- RECORD EXCERPTS
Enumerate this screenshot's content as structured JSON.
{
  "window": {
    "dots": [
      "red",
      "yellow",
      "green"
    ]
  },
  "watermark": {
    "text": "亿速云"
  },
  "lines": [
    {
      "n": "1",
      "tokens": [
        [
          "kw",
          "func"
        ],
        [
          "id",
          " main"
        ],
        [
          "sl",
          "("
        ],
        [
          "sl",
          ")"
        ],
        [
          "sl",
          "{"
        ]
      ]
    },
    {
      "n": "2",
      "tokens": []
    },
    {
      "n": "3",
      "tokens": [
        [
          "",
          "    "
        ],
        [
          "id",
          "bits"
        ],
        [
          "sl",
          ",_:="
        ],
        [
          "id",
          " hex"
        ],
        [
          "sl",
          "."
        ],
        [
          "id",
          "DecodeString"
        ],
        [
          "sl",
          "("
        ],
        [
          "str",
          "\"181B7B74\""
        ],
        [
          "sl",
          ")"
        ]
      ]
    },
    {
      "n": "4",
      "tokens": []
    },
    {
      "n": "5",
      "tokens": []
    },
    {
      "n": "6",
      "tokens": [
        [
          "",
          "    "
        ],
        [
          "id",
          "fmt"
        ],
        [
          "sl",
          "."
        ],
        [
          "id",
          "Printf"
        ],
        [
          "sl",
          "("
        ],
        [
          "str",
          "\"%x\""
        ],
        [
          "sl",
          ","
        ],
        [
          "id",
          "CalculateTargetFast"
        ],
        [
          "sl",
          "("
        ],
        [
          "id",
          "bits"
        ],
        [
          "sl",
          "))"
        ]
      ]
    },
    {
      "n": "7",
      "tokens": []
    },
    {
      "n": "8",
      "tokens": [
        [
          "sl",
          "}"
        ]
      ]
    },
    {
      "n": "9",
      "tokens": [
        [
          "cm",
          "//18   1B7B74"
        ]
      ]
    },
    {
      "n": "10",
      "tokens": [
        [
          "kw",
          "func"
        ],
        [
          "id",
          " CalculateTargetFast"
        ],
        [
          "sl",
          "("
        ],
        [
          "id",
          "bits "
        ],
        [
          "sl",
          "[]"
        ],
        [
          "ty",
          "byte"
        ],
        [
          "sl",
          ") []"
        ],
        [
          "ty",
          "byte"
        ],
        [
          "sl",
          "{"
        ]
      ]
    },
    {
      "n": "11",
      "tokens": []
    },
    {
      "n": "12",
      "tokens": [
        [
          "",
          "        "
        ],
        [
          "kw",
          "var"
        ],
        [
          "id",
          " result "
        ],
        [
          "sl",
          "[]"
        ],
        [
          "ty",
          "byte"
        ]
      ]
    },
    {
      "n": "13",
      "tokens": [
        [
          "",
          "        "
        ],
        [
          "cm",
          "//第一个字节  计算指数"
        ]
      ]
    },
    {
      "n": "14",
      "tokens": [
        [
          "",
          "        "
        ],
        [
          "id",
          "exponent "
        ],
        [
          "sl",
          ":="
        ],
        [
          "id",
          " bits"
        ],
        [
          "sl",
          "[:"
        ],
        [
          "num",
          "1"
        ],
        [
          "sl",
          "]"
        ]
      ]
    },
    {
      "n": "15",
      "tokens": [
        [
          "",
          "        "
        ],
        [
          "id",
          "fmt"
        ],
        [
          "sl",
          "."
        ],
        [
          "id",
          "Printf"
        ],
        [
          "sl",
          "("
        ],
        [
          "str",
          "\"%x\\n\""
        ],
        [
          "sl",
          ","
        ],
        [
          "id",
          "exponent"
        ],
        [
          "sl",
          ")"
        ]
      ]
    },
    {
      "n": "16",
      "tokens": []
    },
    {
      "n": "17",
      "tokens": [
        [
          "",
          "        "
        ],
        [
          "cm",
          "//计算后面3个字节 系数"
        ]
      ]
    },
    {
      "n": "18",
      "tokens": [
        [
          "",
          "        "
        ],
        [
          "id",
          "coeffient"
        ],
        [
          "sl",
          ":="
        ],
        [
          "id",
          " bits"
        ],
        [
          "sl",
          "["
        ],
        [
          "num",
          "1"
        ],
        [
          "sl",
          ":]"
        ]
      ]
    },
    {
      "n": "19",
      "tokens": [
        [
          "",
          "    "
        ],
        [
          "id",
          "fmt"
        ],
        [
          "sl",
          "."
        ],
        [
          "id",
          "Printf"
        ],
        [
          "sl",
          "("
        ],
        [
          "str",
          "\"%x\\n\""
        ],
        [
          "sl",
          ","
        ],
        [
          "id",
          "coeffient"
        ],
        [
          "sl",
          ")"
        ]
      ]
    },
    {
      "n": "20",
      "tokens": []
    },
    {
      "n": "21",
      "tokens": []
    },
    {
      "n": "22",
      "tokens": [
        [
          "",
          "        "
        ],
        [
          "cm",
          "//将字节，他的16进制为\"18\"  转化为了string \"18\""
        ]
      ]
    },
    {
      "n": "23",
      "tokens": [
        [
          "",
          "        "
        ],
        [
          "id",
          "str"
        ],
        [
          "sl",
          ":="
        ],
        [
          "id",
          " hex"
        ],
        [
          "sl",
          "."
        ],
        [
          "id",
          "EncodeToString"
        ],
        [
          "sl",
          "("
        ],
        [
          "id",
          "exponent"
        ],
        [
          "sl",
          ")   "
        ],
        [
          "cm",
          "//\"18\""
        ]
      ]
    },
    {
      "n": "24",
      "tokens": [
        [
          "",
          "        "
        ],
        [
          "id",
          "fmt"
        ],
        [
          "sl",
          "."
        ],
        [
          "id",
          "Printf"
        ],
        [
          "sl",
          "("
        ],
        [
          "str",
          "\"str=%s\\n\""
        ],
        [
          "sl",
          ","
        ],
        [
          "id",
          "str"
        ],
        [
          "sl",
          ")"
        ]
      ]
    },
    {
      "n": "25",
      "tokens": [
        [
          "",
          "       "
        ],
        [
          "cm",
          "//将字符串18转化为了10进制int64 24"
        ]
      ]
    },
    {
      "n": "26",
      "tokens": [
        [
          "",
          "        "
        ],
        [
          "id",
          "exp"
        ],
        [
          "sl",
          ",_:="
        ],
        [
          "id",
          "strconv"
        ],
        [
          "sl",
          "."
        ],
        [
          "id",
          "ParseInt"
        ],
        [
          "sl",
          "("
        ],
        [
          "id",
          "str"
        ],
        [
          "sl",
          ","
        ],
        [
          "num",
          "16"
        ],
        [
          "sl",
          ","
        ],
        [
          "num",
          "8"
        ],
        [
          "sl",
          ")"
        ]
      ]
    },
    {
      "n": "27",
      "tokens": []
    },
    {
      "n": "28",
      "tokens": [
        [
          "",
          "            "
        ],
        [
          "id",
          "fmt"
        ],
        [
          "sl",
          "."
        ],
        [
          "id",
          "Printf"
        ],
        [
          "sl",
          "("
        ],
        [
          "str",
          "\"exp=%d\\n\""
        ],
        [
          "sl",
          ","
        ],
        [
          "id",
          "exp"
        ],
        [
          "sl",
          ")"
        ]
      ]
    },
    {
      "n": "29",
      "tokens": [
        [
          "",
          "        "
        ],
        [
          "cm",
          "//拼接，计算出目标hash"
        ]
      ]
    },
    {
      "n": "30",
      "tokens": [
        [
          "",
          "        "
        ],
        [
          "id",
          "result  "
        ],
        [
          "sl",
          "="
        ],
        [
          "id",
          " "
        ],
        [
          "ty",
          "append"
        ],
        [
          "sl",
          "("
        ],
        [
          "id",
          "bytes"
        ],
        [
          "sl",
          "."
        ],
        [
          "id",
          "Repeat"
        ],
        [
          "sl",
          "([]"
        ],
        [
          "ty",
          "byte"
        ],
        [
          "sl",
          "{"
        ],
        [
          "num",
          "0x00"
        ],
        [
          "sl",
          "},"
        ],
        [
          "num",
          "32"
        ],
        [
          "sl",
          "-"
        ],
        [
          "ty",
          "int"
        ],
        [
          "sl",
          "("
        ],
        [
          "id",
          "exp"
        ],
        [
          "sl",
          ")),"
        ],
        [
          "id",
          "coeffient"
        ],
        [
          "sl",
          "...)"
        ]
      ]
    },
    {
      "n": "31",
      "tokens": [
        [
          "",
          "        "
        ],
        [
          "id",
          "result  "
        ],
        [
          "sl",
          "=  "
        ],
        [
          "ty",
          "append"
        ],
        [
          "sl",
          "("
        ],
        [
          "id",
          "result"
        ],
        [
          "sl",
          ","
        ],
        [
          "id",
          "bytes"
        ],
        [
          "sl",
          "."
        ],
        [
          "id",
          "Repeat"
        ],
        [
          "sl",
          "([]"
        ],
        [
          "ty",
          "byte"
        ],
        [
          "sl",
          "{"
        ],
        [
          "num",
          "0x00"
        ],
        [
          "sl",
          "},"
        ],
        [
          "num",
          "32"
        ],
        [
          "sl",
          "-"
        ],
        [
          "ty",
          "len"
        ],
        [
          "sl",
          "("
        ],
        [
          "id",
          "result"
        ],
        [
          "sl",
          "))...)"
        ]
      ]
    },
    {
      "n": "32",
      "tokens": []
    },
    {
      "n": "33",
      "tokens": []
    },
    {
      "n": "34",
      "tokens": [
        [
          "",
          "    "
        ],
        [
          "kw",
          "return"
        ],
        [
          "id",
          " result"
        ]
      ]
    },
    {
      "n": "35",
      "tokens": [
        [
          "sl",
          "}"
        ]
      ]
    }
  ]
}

- TASK
From the listing above, copy every line that holds the string "CalculateTargetFast".

- WRITTEN SOLUTION
          "CalculateTargetFast"
          " CalculateTargetFast"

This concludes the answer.